==== DATASET EXCERPTS

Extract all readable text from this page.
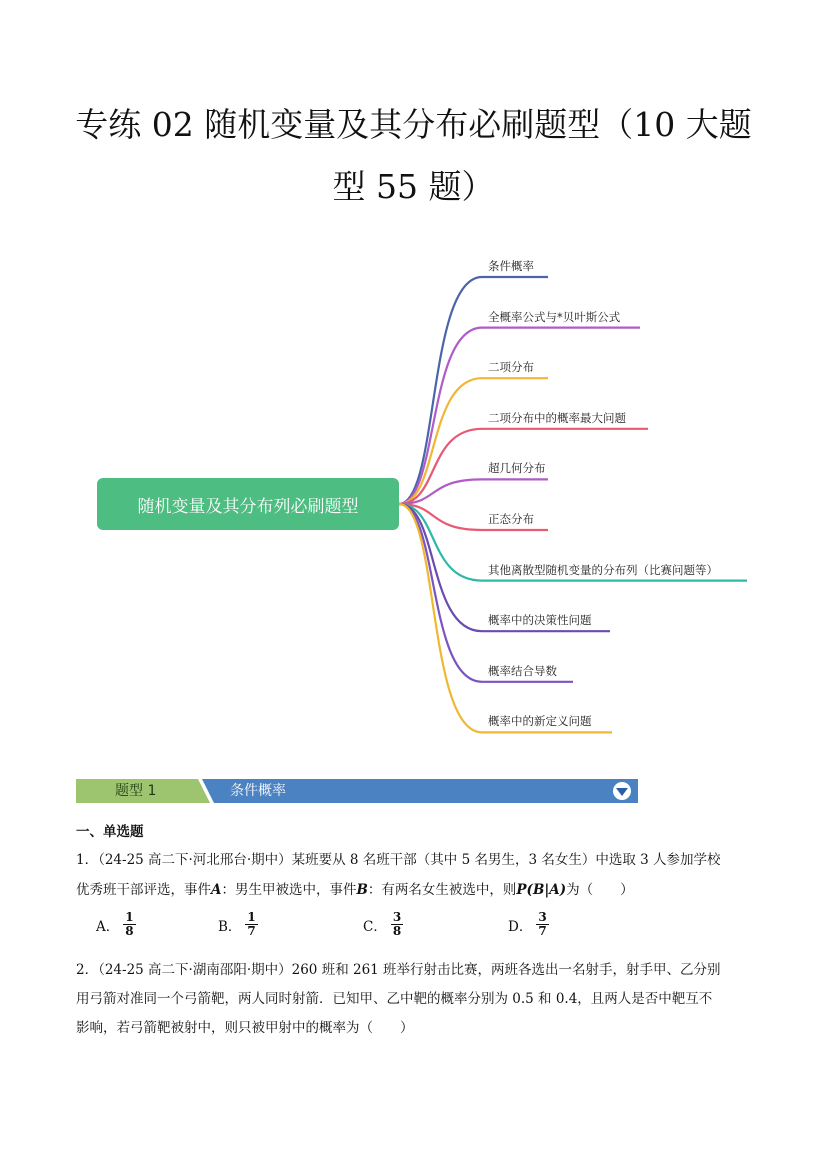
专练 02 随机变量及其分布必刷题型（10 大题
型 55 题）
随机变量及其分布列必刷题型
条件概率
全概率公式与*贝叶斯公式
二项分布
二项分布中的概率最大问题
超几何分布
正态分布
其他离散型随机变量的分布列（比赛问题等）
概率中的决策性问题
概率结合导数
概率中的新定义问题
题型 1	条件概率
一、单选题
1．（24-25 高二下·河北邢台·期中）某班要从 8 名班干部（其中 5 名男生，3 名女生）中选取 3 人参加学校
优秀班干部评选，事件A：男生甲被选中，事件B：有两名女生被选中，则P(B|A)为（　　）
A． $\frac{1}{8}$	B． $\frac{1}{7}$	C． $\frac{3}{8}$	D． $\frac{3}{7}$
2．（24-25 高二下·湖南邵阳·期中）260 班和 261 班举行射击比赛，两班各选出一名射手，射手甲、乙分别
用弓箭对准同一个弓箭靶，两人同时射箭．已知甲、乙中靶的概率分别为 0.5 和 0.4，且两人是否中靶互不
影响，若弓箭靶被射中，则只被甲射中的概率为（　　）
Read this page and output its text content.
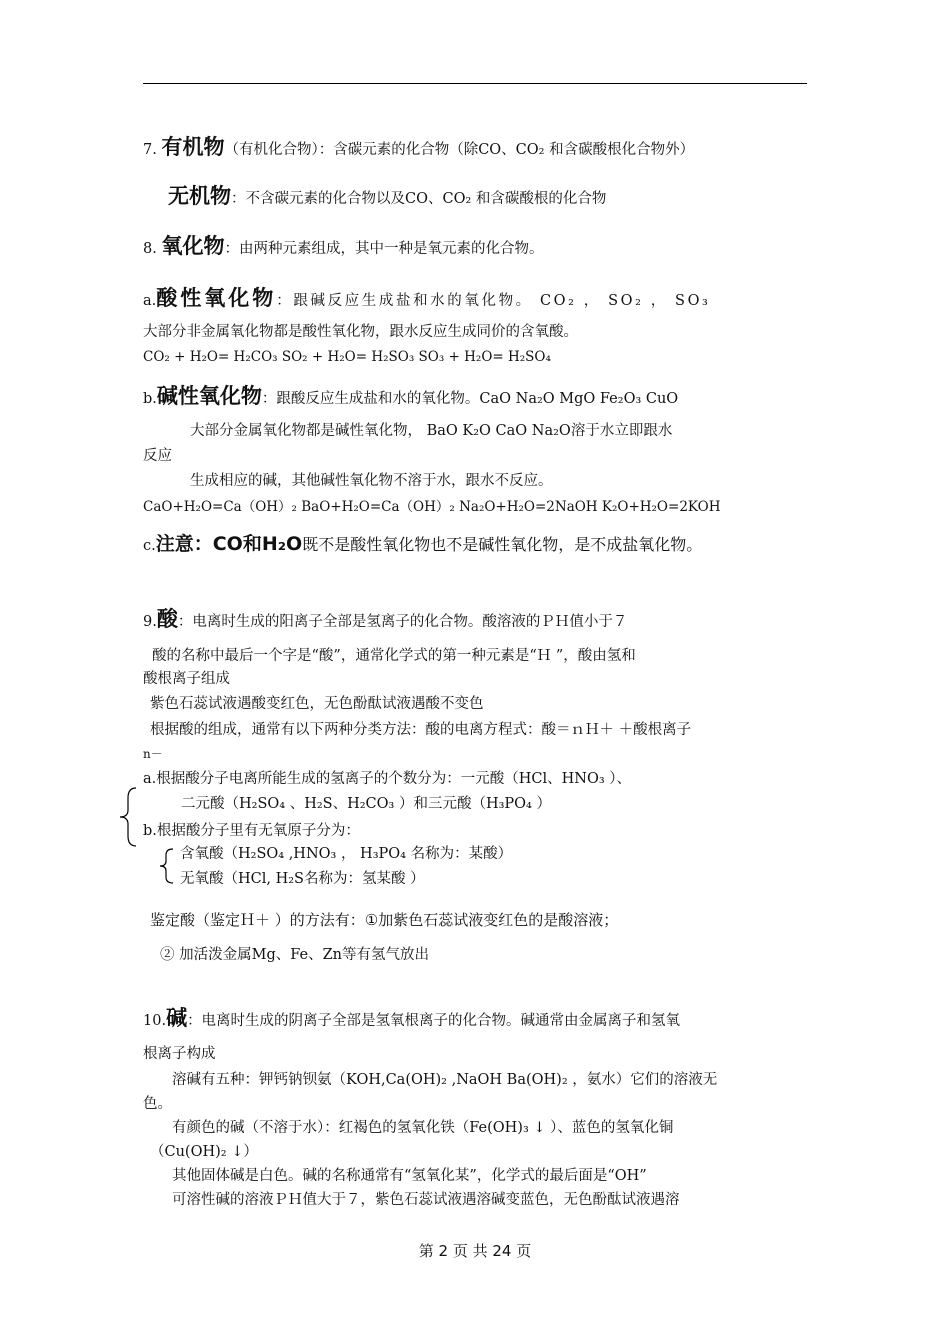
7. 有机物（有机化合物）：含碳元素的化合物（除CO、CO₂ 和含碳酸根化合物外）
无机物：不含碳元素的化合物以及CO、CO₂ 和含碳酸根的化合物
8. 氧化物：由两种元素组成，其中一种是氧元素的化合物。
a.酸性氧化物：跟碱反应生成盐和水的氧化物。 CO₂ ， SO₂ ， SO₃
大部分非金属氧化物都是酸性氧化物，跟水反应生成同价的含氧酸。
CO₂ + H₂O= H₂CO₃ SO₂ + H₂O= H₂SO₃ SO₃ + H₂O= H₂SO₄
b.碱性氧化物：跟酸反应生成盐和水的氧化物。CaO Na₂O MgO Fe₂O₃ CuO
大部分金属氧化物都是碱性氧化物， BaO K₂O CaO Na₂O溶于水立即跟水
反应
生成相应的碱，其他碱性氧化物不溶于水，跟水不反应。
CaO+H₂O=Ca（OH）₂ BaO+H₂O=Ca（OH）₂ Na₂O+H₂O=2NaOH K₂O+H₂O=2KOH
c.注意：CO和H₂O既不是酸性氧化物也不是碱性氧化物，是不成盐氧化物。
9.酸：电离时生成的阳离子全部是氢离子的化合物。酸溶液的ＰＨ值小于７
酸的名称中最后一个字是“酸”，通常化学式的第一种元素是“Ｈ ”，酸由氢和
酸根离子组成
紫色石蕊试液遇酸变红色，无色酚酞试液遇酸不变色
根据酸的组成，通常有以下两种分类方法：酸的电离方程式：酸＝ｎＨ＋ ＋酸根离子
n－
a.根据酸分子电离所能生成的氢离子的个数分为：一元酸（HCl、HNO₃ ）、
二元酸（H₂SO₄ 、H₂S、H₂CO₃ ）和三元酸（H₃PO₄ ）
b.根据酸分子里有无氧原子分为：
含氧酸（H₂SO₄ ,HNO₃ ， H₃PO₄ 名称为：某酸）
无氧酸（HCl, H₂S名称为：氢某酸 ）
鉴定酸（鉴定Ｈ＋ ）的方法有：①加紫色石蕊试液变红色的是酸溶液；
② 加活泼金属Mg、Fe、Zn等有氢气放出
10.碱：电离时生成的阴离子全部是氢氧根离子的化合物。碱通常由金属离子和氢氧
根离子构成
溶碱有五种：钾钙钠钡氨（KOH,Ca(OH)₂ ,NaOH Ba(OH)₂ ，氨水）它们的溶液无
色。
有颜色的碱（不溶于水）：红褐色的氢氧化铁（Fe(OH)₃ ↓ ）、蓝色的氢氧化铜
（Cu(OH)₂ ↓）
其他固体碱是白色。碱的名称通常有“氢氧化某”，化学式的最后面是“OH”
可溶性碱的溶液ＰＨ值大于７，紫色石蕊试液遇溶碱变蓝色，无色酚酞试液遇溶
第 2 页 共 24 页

========

**DIRECTIONS FOR THIS TASK**
Gather each line from the listing above that holds "HNO₃".

**SOLUTION TO THE EXERCISE**
a.根据酸分子电离所能生成的氢离子的个数分为：一元酸（HCl、HNO₃ ）、
含氧酸（H₂SO₄ ,HNO₃ ， H₃PO₄ 名称为：某酸）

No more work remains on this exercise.